» **Required task**:
Report back each line of the records that contains the string "icon".

» **Data**:

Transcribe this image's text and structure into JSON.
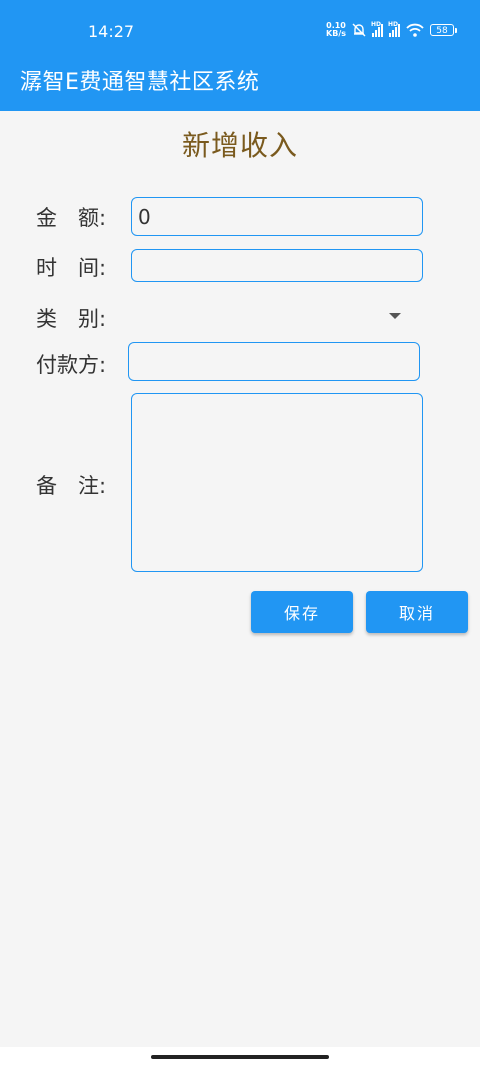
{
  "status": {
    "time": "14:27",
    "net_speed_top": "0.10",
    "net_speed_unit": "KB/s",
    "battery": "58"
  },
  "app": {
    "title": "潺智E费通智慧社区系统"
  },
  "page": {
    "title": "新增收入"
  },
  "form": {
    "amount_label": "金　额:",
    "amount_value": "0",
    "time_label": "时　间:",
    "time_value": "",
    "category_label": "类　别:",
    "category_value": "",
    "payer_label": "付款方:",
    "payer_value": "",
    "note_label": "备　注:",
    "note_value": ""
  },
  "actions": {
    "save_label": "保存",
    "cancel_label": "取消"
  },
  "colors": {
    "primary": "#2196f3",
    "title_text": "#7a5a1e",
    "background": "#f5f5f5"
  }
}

...

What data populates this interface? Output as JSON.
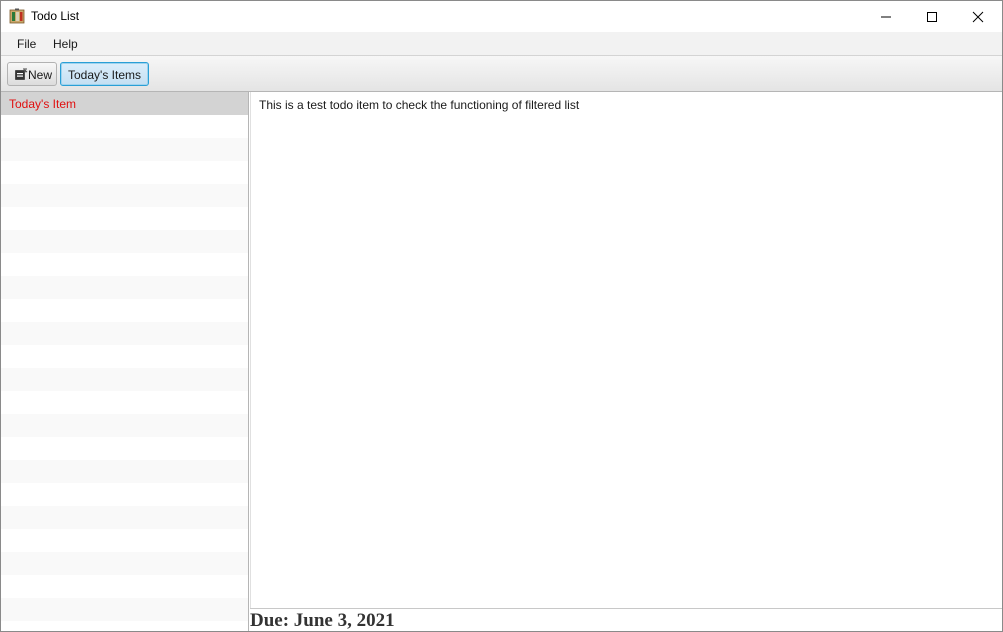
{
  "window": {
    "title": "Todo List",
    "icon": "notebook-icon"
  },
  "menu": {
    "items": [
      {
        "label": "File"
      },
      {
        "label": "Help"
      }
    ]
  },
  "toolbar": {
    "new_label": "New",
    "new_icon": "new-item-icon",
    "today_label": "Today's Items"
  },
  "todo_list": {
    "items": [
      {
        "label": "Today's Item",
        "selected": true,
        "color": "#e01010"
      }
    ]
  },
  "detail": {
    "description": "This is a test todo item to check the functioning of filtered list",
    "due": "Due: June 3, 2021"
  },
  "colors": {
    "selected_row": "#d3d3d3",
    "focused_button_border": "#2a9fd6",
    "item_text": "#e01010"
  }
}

--

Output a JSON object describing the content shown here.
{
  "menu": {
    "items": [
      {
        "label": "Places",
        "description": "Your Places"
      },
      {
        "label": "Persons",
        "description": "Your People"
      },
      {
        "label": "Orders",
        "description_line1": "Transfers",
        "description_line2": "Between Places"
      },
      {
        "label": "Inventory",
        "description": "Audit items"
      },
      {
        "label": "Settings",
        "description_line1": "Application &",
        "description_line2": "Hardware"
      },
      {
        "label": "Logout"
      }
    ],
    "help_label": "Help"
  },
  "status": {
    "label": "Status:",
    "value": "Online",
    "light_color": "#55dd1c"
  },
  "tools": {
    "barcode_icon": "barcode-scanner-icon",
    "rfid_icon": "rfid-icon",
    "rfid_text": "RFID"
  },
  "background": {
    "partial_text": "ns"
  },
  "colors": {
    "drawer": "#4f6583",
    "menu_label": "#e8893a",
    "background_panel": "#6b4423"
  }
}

» **The solution**:
    "icon": "notebook-icon"
    "new_icon": "new-item-icon",
    "barcode_icon": "barcode-scanner-icon",
    "rfid_icon": "rfid-icon",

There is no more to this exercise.